_GOAL OF THE EXERCISE_
Quote each record exactly, please, leaving none out.

_Extracts from a graphics dataset_

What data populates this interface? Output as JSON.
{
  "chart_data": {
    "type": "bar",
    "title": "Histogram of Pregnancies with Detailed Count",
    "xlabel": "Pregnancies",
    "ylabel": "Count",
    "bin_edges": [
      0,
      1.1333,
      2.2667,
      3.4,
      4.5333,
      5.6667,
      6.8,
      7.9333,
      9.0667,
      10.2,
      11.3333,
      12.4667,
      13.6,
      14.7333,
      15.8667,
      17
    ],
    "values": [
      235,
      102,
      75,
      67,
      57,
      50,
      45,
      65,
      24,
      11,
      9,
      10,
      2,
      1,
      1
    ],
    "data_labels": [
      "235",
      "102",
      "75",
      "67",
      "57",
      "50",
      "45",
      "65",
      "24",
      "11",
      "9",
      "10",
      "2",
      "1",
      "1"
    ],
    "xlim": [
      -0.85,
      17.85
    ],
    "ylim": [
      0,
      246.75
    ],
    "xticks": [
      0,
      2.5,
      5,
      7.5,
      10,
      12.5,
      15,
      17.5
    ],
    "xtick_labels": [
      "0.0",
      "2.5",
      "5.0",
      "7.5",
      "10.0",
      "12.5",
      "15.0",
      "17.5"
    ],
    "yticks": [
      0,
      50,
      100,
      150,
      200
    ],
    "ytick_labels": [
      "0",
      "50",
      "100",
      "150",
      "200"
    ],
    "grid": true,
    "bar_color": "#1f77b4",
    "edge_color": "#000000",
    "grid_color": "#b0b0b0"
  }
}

_RESULT OF THIS EXERCISE_
What data populates this interface? Output as JSON.
{
  "chart_data": {
    "type": "bar",
    "title": "Histogram of Pregnancies with Detailed Count",
    "xlabel": "Pregnancies",
    "ylabel": "Count",
    "bin_edges": [
      0,
      1.1333,
      2.2667,
      3.4,
      4.5333,
      5.6667,
      6.8,
      7.9333,
      9.0667,
      10.2,
      11.3333,
      12.4667,
      13.6,
      14.7333,
      15.8667,
      17
    ],
    "values": [
      235,
      102,
      75,
      67,
      57,
      50,
      45,
      65,
      24,
      11,
      9,
      10,
      2,
      1,
      1
    ],
    "data_labels": [
      "235",
      "102",
      "75",
      "67",
      "57",
      "50",
      "45",
      "65",
      "24",
      "11",
      "9",
      "10",
      "2",
      "1",
      "1"
    ],
    "xlim": [
      -0.85,
      17.85
    ],
    "ylim": [
      0,
      246.75
    ],
    "xticks": [
      0,
      2.5,
      5,
      7.5,
      10,
      12.5,
      15,
      17.5
    ],
    "xtick_labels": [
      "0.0",
      "2.5",
      "5.0",
      "7.5",
      "10.0",
      "12.5",
      "15.0",
      "17.5"
    ],
    "yticks": [
      0,
      50,
      100,
      150,
      200
    ],
    "ytick_labels": [
      "0",
      "50",
      "100",
      "150",
      "200"
    ],
    "grid": true,
    "bar_color": "#1f77b4",
    "edge_color": "#000000",
    "grid_color": "#b0b0b0"
  }
}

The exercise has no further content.